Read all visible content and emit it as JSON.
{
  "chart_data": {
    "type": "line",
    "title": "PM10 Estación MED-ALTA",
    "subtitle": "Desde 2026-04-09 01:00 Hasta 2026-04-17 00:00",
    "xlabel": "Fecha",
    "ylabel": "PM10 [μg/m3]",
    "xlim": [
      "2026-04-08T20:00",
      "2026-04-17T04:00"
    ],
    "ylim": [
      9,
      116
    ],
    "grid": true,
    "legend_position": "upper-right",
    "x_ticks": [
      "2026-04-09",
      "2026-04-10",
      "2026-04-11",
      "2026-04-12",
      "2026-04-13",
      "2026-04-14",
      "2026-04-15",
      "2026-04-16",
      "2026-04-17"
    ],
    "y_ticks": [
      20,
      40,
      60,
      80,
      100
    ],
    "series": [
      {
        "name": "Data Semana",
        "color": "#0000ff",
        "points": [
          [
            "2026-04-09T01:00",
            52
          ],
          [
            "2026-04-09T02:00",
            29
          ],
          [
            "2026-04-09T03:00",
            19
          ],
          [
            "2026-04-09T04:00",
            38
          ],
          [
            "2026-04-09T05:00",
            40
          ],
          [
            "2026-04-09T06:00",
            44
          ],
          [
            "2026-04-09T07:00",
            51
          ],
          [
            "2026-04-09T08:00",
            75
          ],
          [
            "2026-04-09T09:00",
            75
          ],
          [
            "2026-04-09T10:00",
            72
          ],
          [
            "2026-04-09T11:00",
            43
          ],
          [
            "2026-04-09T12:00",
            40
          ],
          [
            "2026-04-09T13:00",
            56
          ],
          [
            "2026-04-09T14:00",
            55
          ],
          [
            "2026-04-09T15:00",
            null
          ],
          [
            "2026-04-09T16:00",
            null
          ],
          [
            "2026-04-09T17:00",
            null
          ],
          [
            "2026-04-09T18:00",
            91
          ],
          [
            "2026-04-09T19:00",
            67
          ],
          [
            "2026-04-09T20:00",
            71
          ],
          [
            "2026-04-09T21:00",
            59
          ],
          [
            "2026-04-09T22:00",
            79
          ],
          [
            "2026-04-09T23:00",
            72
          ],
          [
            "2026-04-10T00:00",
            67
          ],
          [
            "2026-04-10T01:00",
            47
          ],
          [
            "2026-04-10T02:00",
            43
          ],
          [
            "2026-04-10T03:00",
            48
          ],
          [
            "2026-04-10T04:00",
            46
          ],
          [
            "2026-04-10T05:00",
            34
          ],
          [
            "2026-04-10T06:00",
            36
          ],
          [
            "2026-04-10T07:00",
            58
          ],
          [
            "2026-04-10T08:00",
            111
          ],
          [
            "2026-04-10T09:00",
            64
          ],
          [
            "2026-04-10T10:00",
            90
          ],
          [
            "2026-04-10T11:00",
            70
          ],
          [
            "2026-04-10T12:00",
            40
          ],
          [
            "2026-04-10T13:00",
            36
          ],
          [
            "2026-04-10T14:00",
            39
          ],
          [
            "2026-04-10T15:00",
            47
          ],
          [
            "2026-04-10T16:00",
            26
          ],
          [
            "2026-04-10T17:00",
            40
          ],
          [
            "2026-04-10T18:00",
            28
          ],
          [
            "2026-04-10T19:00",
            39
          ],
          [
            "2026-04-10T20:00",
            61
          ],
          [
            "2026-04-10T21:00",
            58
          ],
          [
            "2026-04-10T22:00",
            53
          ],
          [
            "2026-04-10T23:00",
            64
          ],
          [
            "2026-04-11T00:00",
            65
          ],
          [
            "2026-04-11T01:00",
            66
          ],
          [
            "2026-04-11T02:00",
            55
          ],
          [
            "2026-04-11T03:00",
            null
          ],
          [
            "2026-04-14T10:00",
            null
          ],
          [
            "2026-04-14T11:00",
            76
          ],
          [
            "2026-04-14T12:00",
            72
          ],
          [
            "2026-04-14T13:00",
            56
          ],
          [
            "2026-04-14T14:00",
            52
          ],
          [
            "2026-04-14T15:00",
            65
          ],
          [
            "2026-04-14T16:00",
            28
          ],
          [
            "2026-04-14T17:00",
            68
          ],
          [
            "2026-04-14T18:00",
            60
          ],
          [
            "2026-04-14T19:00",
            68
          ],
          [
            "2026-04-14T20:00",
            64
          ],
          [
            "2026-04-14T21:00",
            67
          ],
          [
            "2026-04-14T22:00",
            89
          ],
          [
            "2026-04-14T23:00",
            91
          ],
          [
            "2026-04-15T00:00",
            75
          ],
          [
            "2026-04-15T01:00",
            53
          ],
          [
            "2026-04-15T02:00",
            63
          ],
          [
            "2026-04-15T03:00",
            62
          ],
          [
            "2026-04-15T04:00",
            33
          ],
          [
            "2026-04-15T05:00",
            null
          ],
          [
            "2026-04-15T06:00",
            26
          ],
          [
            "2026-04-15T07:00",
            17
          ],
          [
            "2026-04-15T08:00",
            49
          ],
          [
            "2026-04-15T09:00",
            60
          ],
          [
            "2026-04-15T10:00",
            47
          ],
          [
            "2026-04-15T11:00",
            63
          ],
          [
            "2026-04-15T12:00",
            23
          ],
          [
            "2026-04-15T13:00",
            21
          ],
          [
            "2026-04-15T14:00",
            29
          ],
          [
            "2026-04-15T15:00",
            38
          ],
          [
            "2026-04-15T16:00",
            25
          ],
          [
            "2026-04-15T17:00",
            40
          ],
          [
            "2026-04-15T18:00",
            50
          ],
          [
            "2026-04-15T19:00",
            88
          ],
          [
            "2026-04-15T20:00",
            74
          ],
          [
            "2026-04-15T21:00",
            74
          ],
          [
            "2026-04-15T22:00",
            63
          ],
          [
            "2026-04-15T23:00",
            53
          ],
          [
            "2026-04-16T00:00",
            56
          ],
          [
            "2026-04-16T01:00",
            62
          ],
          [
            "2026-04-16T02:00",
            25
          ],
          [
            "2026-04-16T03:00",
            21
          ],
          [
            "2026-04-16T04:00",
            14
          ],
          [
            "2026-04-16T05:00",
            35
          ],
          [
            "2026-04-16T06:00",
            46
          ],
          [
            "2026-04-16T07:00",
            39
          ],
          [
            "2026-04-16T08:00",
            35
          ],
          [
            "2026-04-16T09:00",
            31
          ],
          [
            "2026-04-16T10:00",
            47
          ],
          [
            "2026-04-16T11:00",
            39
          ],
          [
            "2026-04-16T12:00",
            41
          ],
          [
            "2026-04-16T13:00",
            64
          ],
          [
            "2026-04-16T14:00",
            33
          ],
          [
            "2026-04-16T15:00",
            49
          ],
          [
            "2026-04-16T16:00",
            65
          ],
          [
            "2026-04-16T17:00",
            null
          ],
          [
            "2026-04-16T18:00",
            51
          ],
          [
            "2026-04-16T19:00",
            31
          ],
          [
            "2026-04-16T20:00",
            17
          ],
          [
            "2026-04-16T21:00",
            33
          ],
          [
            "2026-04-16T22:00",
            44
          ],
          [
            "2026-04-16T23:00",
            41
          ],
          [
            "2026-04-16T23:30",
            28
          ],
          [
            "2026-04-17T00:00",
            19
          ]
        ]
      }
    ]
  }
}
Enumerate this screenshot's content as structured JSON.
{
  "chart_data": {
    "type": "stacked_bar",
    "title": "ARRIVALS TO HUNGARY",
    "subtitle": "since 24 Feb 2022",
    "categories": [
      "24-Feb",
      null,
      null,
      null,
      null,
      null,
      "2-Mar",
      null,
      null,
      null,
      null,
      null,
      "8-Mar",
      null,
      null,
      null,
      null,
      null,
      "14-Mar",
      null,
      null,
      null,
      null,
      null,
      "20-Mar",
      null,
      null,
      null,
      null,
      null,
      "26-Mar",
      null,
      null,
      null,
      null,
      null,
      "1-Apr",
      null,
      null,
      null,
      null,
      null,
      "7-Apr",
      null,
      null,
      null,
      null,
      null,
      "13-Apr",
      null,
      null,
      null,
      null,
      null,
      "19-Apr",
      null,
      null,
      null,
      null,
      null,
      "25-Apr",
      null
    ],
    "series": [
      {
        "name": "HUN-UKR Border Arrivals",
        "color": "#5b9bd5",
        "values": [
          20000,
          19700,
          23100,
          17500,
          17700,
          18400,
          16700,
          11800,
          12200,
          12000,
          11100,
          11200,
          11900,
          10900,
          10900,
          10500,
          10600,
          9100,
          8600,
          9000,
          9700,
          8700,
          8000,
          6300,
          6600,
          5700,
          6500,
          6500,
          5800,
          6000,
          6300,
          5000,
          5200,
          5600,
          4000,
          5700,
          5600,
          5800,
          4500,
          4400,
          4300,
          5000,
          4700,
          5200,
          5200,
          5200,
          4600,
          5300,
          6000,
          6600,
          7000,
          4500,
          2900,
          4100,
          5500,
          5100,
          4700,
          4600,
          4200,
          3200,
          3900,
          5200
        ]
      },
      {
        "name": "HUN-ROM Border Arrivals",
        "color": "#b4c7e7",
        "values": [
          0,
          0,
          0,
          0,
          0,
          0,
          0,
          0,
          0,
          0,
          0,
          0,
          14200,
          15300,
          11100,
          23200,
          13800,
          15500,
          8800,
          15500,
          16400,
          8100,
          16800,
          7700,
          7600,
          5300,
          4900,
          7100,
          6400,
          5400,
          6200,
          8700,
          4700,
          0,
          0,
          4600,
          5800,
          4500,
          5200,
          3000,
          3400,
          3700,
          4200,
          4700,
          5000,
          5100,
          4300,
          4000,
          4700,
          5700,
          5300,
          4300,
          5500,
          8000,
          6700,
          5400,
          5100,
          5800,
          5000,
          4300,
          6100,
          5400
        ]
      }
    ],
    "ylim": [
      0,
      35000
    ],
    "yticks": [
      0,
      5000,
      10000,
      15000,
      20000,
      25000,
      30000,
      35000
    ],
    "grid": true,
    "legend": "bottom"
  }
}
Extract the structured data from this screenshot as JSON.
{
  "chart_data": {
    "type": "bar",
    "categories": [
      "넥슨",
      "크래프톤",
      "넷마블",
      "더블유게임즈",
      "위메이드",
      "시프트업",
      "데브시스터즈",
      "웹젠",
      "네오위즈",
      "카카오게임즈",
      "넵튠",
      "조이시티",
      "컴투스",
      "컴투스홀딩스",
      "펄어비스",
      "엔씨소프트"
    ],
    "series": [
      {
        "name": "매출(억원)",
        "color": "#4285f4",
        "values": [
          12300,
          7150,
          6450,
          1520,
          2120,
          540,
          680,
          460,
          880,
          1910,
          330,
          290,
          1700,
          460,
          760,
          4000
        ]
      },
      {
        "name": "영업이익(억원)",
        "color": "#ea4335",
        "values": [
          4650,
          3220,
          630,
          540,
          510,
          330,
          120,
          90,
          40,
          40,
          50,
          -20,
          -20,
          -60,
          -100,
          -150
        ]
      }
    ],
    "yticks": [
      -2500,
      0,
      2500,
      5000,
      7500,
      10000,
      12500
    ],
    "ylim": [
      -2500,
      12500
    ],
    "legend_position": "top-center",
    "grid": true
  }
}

....

Above are the records. Copy every line in them holding "screenshot".

Enumerate this screenshot's content as structured JSON.
Extract the structured data from this screenshot as JSON.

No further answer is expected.